Convert the material, from its first line through the line containing "y-tick-label: 0 (40, 350, 48, 365)", into a numbered list. Leave out any blank lines.

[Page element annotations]
>> Begin

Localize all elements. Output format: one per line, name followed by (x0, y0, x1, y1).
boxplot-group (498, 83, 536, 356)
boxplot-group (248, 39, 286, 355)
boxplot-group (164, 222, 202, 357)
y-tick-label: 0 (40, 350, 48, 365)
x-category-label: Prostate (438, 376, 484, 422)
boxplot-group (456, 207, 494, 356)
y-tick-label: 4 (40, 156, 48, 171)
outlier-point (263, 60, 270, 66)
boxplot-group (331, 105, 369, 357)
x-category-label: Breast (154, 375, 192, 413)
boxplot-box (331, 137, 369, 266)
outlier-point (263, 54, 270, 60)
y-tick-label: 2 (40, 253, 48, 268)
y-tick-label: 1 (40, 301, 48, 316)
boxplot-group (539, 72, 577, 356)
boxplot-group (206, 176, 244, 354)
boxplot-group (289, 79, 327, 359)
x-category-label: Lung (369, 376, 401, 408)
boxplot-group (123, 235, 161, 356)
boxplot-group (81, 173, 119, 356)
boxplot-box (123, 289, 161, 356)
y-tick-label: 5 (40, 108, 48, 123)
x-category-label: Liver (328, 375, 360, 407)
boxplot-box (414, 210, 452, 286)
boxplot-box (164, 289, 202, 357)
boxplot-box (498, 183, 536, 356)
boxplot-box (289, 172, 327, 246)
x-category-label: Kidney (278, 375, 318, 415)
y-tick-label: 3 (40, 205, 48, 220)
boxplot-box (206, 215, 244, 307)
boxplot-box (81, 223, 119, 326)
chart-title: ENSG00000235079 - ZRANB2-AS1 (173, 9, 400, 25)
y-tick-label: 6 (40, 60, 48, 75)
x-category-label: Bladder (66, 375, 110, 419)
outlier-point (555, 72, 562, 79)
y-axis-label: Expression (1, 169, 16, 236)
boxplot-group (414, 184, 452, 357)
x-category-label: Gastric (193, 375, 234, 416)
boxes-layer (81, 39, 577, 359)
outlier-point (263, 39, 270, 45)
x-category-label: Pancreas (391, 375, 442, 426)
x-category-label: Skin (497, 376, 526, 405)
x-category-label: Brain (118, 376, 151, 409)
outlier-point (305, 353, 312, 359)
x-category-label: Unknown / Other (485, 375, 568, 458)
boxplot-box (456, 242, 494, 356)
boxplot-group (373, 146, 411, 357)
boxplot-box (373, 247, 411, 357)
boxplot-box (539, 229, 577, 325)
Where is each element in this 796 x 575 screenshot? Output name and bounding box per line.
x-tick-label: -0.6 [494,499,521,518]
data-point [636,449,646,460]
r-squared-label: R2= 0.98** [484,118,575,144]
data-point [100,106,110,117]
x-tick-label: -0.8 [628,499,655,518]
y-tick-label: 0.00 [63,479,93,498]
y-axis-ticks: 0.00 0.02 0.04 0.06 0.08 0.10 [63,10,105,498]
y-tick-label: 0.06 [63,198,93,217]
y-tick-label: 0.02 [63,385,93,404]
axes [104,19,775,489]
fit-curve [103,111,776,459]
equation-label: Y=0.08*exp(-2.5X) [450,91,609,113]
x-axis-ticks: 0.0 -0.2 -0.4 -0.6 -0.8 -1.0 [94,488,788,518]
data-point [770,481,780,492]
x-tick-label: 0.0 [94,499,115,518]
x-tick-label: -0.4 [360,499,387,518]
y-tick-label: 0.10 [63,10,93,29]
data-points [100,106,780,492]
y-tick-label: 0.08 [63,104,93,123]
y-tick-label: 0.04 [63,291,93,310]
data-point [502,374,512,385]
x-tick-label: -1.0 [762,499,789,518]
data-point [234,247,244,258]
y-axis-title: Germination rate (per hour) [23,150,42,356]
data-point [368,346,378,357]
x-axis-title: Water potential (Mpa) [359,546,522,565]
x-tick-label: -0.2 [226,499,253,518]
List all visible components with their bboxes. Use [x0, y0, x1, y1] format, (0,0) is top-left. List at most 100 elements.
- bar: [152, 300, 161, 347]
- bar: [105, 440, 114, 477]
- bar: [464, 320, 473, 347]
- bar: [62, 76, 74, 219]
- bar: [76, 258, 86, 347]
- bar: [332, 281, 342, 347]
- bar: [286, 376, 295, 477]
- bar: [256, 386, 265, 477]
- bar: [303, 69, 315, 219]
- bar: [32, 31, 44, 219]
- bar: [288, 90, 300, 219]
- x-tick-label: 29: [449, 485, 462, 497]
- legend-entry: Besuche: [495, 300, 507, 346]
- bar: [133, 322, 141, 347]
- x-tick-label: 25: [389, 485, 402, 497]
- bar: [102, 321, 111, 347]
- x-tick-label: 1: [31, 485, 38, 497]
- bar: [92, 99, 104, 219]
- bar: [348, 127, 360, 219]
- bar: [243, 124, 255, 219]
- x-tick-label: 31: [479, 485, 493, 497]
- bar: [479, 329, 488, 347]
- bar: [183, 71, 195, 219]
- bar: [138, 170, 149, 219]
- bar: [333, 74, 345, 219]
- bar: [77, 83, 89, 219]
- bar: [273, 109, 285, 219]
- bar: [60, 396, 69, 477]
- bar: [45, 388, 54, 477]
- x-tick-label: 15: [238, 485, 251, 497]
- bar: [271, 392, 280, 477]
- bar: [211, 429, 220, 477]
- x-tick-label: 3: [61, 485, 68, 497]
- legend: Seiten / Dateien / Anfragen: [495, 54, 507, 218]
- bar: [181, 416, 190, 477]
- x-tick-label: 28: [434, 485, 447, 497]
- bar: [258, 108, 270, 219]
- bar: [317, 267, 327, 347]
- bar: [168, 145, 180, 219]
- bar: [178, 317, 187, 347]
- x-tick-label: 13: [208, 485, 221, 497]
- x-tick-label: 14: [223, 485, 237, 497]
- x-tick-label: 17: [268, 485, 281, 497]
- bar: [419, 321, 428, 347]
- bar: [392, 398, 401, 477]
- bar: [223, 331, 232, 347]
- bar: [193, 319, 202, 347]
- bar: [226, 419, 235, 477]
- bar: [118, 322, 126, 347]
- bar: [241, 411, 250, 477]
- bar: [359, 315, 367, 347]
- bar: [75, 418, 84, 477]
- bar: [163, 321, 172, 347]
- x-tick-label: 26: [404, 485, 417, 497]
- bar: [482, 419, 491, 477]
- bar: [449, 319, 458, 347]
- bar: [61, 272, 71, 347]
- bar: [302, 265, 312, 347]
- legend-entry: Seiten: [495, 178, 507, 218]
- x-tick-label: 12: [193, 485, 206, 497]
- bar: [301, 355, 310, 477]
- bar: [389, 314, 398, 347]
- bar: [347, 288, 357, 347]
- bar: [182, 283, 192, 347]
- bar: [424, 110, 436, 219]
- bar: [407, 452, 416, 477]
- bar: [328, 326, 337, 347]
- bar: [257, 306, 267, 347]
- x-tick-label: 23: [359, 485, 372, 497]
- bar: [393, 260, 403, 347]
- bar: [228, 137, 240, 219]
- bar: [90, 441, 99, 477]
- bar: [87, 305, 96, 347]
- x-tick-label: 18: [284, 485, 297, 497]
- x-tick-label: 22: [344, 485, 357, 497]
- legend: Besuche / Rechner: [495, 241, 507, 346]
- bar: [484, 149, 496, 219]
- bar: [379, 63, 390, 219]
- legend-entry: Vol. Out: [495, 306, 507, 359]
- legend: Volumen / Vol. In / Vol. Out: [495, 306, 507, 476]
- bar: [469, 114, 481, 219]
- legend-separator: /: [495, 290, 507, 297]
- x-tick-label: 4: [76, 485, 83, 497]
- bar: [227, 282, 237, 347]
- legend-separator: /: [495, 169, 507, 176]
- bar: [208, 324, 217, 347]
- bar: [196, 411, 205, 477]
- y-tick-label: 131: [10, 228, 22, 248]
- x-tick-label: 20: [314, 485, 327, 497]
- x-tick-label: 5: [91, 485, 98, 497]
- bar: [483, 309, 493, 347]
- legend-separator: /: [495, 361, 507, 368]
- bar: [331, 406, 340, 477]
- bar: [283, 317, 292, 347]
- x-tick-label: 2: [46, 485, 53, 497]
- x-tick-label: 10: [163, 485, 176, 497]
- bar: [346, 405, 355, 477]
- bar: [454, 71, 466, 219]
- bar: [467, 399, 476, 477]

>> End

## FINAL ANSWER
1. Localize all elements. Output format: one per line, name followed by (x0, y0, x1, y1).
2. boxplot-group (498, 83, 536, 356)
3. boxplot-group (248, 39, 286, 355)
4. boxplot-group (164, 222, 202, 357)
5. y-tick-label: 0 (40, 350, 48, 365)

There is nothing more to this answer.